Required action => Please retype every entry, keeping each one exactly as written.

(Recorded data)

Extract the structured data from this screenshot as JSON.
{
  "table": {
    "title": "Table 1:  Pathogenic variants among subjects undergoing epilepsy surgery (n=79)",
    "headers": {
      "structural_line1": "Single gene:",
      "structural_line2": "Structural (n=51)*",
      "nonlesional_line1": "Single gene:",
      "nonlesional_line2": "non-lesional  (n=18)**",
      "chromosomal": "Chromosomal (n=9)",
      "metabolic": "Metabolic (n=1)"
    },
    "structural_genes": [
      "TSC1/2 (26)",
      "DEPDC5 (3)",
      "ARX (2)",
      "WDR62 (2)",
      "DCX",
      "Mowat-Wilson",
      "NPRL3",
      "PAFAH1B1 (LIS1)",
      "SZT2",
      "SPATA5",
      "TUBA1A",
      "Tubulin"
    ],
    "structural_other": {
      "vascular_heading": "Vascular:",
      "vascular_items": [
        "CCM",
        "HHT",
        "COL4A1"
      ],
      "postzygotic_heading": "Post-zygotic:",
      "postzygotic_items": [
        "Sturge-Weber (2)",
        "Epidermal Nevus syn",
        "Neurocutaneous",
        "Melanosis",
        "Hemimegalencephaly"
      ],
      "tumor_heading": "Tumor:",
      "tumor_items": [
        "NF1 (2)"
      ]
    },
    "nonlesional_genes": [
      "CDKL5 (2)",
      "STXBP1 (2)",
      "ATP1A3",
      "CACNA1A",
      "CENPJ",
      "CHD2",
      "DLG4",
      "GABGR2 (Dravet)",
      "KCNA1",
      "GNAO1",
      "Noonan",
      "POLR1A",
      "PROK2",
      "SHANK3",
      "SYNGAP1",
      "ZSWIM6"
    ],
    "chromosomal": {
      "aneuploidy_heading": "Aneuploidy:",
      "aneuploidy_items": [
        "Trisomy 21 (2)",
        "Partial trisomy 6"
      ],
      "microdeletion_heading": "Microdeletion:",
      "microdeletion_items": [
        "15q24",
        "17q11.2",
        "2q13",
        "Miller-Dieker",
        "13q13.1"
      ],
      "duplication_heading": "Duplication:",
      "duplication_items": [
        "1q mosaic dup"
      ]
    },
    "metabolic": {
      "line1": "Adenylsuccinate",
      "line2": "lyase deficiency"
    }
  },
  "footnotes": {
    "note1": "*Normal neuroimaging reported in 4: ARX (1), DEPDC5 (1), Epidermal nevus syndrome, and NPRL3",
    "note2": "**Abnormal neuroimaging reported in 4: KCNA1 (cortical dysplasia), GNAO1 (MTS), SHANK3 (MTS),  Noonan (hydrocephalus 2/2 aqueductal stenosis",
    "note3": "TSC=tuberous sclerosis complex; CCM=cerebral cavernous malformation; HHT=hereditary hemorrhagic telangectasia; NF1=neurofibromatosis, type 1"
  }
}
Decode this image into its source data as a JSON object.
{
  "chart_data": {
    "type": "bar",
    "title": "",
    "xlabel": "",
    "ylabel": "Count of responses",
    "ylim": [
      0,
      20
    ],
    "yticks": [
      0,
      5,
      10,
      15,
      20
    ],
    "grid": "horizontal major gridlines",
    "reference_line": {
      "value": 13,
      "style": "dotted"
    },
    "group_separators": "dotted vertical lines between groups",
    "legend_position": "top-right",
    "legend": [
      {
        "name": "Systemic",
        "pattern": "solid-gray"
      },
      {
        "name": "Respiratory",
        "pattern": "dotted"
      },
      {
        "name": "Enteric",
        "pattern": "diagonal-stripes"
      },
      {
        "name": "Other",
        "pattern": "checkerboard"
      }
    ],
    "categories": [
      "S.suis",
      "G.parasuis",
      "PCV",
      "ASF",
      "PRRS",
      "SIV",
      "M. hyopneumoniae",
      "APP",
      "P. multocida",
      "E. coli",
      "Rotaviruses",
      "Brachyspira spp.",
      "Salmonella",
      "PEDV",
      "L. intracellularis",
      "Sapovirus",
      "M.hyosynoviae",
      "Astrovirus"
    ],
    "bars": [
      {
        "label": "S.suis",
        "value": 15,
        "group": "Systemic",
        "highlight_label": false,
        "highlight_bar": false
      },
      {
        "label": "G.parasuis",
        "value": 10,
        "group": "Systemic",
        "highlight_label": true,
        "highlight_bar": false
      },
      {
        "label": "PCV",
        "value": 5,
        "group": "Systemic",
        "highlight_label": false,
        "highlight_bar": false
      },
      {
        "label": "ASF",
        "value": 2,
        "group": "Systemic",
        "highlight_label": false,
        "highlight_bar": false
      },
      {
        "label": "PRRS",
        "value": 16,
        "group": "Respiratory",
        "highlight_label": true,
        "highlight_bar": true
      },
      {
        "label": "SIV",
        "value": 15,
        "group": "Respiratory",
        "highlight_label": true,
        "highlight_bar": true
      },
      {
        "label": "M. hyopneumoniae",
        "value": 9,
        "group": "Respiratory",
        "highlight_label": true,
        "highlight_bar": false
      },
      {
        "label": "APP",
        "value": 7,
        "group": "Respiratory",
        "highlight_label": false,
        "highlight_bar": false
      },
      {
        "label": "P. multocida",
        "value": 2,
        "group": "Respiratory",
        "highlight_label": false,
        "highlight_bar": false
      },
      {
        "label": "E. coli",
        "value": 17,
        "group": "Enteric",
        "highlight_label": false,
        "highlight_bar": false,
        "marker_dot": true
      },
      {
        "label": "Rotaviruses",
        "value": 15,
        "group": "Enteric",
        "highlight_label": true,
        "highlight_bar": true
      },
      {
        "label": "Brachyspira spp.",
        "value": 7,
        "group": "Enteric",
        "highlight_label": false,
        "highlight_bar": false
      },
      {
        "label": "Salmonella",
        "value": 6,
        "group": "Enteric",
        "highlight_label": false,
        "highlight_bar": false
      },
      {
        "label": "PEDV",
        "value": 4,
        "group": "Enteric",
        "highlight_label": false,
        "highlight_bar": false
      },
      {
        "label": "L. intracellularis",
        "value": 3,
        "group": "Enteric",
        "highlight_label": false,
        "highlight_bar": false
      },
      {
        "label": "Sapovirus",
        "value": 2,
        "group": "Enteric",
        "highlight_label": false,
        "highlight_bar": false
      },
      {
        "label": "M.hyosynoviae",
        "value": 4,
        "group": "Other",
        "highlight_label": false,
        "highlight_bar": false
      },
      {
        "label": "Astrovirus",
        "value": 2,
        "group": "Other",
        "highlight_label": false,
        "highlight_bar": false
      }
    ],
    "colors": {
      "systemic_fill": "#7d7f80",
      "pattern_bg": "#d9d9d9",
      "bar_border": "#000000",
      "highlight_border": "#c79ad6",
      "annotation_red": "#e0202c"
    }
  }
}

Answer box =>
Extract the structured data from this screenshot as JSON.
{
  "table": {
    "title": "Table 1:  Pathogenic variants among subjects undergoing epilepsy surgery (n=79)",
    "headers": {
      "structural_line1": "Single gene:",
      "structural_line2": "Structural (n=51)*",
      "nonlesional_line1": "Single gene:",
      "nonlesional_line2": "non-lesional  (n=18)**",
      "chromosomal": "Chromosomal (n=9)",
      "metabolic": "Metabolic (n=1)"
    },
    "structural_genes": [
      "TSC1/2 (26)",
      "DEPDC5 (3)",
      "ARX (2)",
      "WDR62 (2)",
      "DCX",
      "Mowat-Wilson",
      "NPRL3",
      "PAFAH1B1 (LIS1)",
      "SZT2",
      "SPATA5",
      "TUBA1A",
      "Tubulin"
    ],
    "structural_other": {
      "vascular_heading": "Vascular:",
      "vascular_items": [
        "CCM",
        "HHT",
        "COL4A1"
      ],
      "postzygotic_heading": "Post-zygotic:",
      "postzygotic_items": [
        "Sturge-Weber (2)",
        "Epidermal Nevus syn",
        "Neurocutaneous",
        "Melanosis",
        "Hemimegalencephaly"
      ],
      "tumor_heading": "Tumor:",
      "tumor_items": [
        "NF1 (2)"
      ]
    },
    "nonlesional_genes": [
      "CDKL5 (2)",
      "STXBP1 (2)",
      "ATP1A3",
      "CACNA1A",
      "CENPJ",
      "CHD2",
      "DLG4",
      "GABGR2 (Dravet)",
      "KCNA1",
      "GNAO1",
      "Noonan",
      "POLR1A",
      "PROK2",
      "SHANK3",
      "SYNGAP1",
      "ZSWIM6"
    ],
    "chromosomal": {
      "aneuploidy_heading": "Aneuploidy:",
      "aneuploidy_items": [
        "Trisomy 21 (2)",
        "Partial trisomy 6"
      ],
      "microdeletion_heading": "Microdeletion:",
      "microdeletion_items": [
        "15q24",
        "17q11.2",
        "2q13",
        "Miller-Dieker",
        "13q13.1"
      ],
      "duplication_heading": "Duplication:",
      "duplication_items": [
        "1q mosaic dup"
      ]
    },
    "metabolic": {
      "line1": "Adenylsuccinate",
      "line2": "lyase deficiency"
    }
  },
  "footnotes": {
    "note1": "*Normal neuroimaging reported in 4: ARX (1), DEPDC5 (1), Epidermal nevus syndrome, and NPRL3",
    "note2": "**Abnormal neuroimaging reported in 4: KCNA1 (cortical dysplasia), GNAO1 (MTS), SHANK3 (MTS),  Noonan (hydrocephalus 2/2 aqueductal stenosis",
    "note3": "TSC=tuberous sclerosis complex; CCM=cerebral cavernous malformation; HHT=hereditary hemorrhagic telangectasia; NF1=neurofibromatosis, type 1"
  }
}
Decode this image into its source data as a JSON object.
{
  "chart_data": {
    "type": "bar",
    "title": "",
    "xlabel": "",
    "ylabel": "Count of responses",
    "ylim": [
      0,
      20
    ],
    "yticks": [
      0,
      5,
      10,
      15,
      20
    ],
    "grid": "horizontal major gridlines",
    "reference_line": {
      "value": 13,
      "style": "dotted"
    },
    "group_separators": "dotted vertical lines between groups",
    "legend_position": "top-right",
    "legend": [
      {
        "name": "Systemic",
        "pattern": "solid-gray"
      },
      {
        "name": "Respiratory",
        "pattern": "dotted"
      },
      {
        "name": "Enteric",
        "pattern": "diagonal-stripes"
      },
      {
        "name": "Other",
        "pattern": "checkerboard"
      }
    ],
    "categories": [
      "S.suis",
      "G.parasuis",
      "PCV",
      "ASF",
      "PRRS",
      "SIV",
      "M. hyopneumoniae",
      "APP",
      "P. multocida",
      "E. coli",
      "Rotaviruses",
      "Brachyspira spp.",
      "Salmonella",
      "PEDV",
      "L. intracellularis",
      "Sapovirus",
      "M.hyosynoviae",
      "Astrovirus"
    ],
    "bars": [
      {
        "label": "S.suis",
        "value": 15,
        "group": "Systemic",
        "highlight_label": false,
        "highlight_bar": false
      },
      {
        "label": "G.parasuis",
        "value": 10,
        "group": "Systemic",
        "highlight_label": true,
        "highlight_bar": false
      },
      {
        "label": "PCV",
        "value": 5,
        "group": "Systemic",
        "highlight_label": false,
        "highlight_bar": false
      },
      {
        "label": "ASF",
        "value": 2,
        "group": "Systemic",
        "highlight_label": false,
        "highlight_bar": false
      },
      {
        "label": "PRRS",
        "value": 16,
        "group": "Respiratory",
        "highlight_label": true,
        "highlight_bar": true
      },
      {
        "label": "SIV",
        "value": 15,
        "group": "Respiratory",
        "highlight_label": true,
        "highlight_bar": true
      },
      {
        "label": "M. hyopneumoniae",
        "value": 9,
        "group": "Respiratory",
        "highlight_label": true,
        "highlight_bar": false
      },
      {
        "label": "APP",
        "value": 7,
        "group": "Respiratory",
        "highlight_label": false,
        "highlight_bar": false
      },
      {
        "label": "P. multocida",
        "value": 2,
        "group": "Respiratory",
        "highlight_label": false,
        "highlight_bar": false
      },
      {
        "label": "E. coli",
        "value": 17,
        "group": "Enteric",
        "highlight_label": false,
        "highlight_bar": false,
        "marker_dot": true
      },
      {
        "label": "Rotaviruses",
        "value": 15,
        "group": "Enteric",
        "highlight_label": true,
        "highlight_bar": true
      },
      {
        "label": "Brachyspira spp.",
        "value": 7,
        "group": "Enteric",
        "highlight_label": false,
        "highlight_bar": false
      },
      {
        "label": "Salmonella",
        "value": 6,
        "group": "Enteric",
        "highlight_label": false,
        "highlight_bar": false
      },
      {
        "label": "PEDV",
        "value": 4,
        "group": "Enteric",
        "highlight_label": false,
        "highlight_bar": false
      },
      {
        "label": "L. intracellularis",
        "value": 3,
        "group": "Enteric",
        "highlight_label": false,
        "highlight_bar": false
      },
      {
        "label": "Sapovirus",
        "value": 2,
        "group": "Enteric",
        "highlight_label": false,
        "highlight_bar": false
      },
      {
        "label": "M.hyosynoviae",
        "value": 4,
        "group": "Other",
        "highlight_label": false,
        "highlight_bar": false
      },
      {
        "label": "Astrovirus",
        "value": 2,
        "group": "Other",
        "highlight_label": false,
        "highlight_bar": false
      }
    ],
    "colors": {
      "systemic_fill": "#7d7f80",
      "pattern_bg": "#d9d9d9",
      "bar_border": "#000000",
      "highlight_border": "#c79ad6",
      "annotation_red": "#e0202c"
    }
  }
}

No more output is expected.